> **SELECTED EXCERPT**:
· · · ·

Background and Reasons for the Plan of Liquidation, page 12

 

4.                                       Please expand this section to briefly discuss the event of default.  In addition, provide a discussion regarding management’s alternatives and the reason(s) management determined to agree to the Consensual Foreclosure.  In your discussion, please indicate why you determined that liquidation would not result in money being returned to the shareholders in view of your receivables.  Further, provide disclosure on your process for selecting The Mentor Group for the fairness opinion.  Indicate whether you had any previous material relationship with Mentor, and include in your discussion the consideration given, if any, to presenting the transaction to the shareholders for a vote.  Please also indicate whether you had any material relationship with AP Finance and Commerce Gas and Electric Corp prior to the August 21, 2008 transaction and the December 11, 2008 notification, respectively.  Finally, indicate that Commerce Energy will continue as a subsidiary of Commerce Gas and Electric, if true.

· · · ·

> **PROBLEM SET**:
A. Answer these questions from the comment on the plan of liquidation:
(i) Which firm gave the fairness opinion?
(ii) What date is given for the transaction with AP Finance?
(iii) If true, Commerce Energy is to continue as a subsidiary of which company?
B. Say whether each statement agrees with the comment on the plan of liquidation, and quote the words that settle it:
(i) The comment asks for a brief discussion of the event of default.
(ii) The December 11, 2008 notification is tied to AP Finance.
(iii) The section under comment is on page 20.

· · · ·

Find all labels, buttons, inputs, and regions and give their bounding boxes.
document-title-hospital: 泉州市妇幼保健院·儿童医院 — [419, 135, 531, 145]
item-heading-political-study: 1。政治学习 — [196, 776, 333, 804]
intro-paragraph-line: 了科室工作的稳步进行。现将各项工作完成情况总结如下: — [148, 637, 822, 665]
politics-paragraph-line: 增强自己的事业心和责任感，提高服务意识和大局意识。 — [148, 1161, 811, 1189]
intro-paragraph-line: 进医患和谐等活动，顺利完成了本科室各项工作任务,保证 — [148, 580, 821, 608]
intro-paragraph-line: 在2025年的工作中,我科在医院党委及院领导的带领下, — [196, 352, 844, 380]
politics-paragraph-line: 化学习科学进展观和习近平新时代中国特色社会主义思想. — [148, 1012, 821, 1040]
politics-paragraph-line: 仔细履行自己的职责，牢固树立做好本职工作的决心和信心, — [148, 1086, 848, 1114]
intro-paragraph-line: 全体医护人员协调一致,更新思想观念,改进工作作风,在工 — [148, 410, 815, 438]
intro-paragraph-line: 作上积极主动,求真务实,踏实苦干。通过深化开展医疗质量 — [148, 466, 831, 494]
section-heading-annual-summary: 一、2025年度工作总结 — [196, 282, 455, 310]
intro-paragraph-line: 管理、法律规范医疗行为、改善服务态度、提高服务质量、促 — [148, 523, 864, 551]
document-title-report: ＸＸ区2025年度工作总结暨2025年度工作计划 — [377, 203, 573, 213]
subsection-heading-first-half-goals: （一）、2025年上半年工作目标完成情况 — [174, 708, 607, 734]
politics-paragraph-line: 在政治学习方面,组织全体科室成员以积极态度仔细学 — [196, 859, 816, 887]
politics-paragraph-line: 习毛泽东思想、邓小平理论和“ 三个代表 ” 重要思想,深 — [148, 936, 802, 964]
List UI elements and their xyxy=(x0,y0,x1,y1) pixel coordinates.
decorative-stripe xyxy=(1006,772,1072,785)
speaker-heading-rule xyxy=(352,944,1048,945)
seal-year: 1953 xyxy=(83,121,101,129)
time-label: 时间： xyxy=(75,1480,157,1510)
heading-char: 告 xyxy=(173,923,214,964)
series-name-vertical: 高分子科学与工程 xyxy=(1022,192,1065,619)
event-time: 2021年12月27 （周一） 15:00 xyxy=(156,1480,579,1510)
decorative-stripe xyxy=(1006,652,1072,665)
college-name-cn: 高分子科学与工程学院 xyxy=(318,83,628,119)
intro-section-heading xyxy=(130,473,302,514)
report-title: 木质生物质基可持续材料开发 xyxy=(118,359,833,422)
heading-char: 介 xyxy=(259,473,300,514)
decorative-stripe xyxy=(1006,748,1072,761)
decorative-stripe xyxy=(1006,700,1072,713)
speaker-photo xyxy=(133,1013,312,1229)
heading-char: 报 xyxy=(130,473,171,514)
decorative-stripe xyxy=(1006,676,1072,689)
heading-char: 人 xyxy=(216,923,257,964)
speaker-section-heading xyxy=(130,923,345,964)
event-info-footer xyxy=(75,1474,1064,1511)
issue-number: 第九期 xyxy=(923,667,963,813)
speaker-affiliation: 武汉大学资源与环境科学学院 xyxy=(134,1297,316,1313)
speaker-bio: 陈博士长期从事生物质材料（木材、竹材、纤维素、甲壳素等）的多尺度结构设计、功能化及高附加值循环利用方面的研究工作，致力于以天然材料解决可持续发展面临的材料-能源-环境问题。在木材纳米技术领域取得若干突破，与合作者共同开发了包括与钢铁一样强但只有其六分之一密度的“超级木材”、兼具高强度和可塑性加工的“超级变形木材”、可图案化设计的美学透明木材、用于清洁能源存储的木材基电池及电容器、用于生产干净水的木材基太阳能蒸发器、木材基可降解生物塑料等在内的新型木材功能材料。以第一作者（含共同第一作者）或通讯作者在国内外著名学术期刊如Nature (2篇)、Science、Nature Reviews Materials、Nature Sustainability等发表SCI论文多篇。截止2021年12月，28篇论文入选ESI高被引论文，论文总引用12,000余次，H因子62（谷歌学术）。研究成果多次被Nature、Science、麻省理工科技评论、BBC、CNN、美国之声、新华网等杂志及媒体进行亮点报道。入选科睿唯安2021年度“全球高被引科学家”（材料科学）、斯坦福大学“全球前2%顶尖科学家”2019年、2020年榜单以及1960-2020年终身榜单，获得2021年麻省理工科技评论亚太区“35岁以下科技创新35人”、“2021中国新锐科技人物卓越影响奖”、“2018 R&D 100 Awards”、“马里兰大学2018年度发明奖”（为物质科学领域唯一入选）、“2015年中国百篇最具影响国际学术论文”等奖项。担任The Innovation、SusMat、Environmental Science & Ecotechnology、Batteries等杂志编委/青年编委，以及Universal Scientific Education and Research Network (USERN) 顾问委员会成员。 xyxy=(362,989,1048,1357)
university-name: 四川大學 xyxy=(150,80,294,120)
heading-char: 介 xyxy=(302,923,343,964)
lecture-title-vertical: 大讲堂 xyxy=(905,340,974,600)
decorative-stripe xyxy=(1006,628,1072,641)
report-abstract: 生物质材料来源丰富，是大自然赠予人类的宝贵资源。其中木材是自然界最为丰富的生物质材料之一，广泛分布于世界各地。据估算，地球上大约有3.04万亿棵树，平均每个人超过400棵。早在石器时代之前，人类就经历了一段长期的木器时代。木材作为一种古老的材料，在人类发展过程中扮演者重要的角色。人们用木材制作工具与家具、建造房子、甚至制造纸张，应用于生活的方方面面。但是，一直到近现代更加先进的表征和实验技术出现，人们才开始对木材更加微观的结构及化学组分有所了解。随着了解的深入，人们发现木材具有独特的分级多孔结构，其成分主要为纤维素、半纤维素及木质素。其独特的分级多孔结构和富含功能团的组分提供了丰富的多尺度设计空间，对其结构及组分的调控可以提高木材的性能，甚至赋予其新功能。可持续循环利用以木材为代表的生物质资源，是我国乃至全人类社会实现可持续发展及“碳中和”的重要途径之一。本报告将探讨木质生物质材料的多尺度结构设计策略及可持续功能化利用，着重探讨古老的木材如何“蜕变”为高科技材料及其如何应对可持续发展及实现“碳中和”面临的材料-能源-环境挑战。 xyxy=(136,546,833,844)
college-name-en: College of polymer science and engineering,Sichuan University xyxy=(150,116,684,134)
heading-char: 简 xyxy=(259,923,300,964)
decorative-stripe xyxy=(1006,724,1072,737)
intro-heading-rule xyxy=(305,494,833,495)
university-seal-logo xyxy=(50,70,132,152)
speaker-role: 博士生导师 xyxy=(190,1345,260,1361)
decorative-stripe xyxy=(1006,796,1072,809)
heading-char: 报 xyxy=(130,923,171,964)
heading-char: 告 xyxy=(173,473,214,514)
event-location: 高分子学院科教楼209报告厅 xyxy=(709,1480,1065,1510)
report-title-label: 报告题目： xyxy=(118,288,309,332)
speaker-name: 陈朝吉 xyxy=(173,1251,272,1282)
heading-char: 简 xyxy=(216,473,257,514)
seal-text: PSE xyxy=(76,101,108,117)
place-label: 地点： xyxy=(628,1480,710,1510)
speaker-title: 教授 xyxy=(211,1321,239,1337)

· · · ·

> **EXERCISE ANSWERS**:
A.
(i) The Mentor Group
(ii) August 21, 2008
(iii) Commerce Gas and Electric

B.
(i) Yes: "Please expand this section to briefly discuss the event of default."
(ii) No: "AP Finance and Commerce Gas and Electric Corp prior to the August 21, 2008 transaction and the December 11, 2008 notification, respectively"
(iii) No: "Background and Reasons for the Plan of Liquidation, page 12"